_DESCRIPTION OF THE TASK:_
Tally the lines in the data below where the word "image" appears, and give the tally alone.

_GIVEN RECORDS:_
'''

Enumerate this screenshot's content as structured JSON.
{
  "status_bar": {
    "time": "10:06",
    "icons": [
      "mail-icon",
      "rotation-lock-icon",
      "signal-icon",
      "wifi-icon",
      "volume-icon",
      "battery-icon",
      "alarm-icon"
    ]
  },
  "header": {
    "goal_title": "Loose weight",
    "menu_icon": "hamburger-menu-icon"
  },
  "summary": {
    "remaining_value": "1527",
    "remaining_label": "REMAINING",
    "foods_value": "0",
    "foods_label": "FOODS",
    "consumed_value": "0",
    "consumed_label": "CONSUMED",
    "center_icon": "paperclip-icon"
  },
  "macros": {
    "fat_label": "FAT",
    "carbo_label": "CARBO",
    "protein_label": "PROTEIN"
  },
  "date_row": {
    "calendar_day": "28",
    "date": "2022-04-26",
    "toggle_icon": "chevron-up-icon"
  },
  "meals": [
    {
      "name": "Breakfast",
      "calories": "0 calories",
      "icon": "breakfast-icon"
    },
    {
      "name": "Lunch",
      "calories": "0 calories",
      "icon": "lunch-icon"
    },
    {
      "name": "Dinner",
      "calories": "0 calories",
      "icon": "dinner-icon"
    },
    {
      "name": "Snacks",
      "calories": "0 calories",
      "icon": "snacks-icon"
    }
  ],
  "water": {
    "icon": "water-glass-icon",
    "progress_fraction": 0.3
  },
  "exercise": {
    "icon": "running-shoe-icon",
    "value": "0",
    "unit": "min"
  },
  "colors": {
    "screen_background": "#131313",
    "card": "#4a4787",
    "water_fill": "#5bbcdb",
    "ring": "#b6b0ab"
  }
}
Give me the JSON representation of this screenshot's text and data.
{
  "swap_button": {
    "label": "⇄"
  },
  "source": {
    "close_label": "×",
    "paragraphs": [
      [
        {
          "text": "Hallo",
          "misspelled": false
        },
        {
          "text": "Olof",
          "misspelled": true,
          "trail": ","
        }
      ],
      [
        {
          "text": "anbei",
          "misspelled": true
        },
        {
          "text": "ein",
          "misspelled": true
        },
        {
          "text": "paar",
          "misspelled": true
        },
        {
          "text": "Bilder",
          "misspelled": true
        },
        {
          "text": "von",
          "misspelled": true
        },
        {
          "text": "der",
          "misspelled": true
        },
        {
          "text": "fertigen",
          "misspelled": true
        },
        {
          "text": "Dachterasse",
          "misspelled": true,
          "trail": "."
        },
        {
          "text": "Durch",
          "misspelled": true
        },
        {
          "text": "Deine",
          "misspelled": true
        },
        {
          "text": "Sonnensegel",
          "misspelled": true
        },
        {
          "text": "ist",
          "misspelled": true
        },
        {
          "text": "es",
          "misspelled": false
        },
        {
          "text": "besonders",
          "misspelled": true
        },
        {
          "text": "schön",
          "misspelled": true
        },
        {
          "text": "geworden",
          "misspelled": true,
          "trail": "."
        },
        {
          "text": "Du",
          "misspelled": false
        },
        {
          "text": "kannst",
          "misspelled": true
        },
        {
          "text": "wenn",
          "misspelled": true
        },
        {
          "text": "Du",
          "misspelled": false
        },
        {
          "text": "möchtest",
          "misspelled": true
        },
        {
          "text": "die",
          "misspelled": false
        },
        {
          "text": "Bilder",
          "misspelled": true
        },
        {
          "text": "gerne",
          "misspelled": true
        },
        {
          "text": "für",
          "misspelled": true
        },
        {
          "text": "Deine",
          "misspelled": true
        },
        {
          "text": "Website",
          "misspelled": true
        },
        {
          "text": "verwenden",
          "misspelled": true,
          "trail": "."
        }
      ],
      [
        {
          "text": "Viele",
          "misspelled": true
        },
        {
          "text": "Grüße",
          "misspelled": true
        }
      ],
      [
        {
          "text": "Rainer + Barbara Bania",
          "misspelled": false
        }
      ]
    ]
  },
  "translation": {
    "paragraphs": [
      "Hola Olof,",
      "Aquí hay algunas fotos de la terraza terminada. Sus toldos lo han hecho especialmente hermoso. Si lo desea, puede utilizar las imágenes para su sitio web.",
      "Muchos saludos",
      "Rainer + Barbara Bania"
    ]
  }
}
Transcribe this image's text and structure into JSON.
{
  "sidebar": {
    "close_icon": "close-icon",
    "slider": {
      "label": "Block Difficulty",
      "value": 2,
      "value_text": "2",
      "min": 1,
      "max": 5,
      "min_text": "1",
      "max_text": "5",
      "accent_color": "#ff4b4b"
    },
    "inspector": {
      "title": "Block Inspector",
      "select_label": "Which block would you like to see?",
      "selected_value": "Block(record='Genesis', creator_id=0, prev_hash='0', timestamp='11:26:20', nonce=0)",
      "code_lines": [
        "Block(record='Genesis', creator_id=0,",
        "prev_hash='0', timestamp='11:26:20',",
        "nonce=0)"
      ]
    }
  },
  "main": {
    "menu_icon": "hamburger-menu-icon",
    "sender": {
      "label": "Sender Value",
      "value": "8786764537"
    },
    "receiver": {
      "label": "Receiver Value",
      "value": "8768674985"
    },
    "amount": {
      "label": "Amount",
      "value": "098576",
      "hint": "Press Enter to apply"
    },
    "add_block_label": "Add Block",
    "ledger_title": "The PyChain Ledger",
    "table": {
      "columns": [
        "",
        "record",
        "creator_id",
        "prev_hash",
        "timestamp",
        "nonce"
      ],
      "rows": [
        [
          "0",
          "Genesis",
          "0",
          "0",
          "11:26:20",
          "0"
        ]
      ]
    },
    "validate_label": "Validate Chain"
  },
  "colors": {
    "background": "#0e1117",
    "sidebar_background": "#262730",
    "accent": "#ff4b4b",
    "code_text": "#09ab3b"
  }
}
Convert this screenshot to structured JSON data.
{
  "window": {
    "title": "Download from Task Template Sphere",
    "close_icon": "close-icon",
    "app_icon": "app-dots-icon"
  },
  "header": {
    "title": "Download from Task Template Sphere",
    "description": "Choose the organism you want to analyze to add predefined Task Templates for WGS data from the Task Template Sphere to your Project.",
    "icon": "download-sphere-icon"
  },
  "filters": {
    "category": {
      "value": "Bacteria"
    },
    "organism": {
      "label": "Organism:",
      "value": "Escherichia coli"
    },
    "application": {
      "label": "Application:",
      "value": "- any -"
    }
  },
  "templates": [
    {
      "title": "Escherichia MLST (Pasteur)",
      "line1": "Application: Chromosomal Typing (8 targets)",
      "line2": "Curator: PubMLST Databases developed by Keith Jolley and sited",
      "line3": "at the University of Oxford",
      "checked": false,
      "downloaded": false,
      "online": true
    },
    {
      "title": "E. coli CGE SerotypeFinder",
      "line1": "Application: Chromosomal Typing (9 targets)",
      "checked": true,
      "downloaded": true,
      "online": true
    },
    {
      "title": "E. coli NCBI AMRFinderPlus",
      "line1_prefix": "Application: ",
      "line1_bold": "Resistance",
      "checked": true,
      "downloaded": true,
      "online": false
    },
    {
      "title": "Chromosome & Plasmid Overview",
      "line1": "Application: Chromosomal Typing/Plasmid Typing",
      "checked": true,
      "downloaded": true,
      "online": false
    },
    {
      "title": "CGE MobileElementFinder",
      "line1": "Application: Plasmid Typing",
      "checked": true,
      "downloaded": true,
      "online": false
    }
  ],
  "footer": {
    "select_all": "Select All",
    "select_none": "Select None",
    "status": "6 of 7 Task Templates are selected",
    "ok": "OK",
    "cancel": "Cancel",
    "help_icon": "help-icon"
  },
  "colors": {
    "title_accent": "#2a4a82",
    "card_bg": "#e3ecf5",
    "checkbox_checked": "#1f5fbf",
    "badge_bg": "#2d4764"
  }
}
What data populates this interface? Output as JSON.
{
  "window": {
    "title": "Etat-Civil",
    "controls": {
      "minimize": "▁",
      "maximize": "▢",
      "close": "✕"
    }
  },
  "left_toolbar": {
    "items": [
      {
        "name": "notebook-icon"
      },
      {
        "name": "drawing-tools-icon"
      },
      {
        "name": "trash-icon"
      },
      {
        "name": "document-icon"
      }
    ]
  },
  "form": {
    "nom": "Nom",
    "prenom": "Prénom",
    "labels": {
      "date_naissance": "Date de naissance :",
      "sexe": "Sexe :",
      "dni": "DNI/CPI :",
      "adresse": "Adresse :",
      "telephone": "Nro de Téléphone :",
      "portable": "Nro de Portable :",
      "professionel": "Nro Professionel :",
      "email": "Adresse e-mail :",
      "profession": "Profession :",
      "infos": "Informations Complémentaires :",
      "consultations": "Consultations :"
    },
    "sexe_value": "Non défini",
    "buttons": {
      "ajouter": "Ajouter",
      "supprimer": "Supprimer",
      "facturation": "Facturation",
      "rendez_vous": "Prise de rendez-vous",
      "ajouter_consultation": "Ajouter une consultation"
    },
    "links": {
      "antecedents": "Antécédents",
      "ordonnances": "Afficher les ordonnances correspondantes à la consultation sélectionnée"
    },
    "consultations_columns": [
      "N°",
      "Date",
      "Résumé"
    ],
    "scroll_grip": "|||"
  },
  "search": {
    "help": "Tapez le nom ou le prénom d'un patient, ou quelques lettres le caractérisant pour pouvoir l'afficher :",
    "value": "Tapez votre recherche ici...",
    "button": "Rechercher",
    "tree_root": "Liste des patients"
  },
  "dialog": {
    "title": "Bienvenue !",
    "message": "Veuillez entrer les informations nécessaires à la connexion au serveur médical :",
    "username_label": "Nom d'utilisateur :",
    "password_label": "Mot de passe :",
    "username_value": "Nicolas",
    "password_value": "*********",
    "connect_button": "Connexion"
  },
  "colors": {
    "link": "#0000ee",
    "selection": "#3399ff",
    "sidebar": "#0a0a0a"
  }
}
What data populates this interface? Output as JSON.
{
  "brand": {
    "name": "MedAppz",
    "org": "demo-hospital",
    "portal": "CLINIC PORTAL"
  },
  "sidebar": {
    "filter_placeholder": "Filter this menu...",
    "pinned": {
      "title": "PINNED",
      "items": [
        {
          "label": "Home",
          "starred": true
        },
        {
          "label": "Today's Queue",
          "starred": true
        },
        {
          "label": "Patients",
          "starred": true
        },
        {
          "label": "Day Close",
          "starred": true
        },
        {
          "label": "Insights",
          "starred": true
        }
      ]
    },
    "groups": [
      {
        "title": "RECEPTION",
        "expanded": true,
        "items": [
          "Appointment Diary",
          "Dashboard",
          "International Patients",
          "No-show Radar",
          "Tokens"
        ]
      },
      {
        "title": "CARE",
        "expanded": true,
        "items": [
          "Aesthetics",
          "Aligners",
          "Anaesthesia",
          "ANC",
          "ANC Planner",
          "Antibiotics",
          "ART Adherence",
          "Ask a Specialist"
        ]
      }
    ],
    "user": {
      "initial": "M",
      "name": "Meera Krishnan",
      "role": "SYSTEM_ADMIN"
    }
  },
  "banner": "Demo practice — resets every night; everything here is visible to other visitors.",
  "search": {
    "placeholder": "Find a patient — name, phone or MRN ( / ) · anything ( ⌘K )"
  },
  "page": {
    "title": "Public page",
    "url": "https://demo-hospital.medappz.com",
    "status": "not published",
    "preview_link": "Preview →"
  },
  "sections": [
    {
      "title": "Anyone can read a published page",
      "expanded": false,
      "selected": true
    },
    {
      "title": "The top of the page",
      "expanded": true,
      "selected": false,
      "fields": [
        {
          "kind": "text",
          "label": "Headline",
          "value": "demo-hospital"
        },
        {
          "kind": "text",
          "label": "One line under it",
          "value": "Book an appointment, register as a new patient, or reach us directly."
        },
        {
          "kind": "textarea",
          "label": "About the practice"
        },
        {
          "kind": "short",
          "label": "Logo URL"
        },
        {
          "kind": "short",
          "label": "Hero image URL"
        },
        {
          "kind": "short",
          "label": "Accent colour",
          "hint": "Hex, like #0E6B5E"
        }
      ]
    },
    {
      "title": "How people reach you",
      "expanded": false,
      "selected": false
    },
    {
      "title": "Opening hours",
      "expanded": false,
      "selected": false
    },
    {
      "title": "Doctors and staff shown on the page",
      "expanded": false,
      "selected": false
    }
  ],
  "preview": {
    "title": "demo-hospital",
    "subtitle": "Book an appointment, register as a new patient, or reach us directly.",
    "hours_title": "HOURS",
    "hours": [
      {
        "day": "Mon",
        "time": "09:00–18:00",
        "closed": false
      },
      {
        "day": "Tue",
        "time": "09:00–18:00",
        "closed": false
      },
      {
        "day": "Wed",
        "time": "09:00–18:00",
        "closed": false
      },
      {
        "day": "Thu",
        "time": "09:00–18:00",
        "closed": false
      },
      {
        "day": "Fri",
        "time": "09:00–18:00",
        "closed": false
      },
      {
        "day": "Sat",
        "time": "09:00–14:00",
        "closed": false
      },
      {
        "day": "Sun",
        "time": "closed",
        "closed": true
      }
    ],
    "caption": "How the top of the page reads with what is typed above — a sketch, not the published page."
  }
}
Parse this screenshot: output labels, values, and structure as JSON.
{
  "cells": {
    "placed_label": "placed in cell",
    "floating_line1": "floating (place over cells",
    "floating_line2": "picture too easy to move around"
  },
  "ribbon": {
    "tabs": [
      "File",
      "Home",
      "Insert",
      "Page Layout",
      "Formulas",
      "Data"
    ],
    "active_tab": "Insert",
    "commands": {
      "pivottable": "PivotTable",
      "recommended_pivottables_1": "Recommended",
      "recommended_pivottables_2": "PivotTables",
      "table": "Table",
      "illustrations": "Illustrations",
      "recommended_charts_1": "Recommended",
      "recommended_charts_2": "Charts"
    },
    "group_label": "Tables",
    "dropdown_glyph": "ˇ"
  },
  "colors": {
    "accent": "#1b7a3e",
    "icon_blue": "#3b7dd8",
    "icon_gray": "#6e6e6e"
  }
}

'''

_RESPONSE BOX:_
2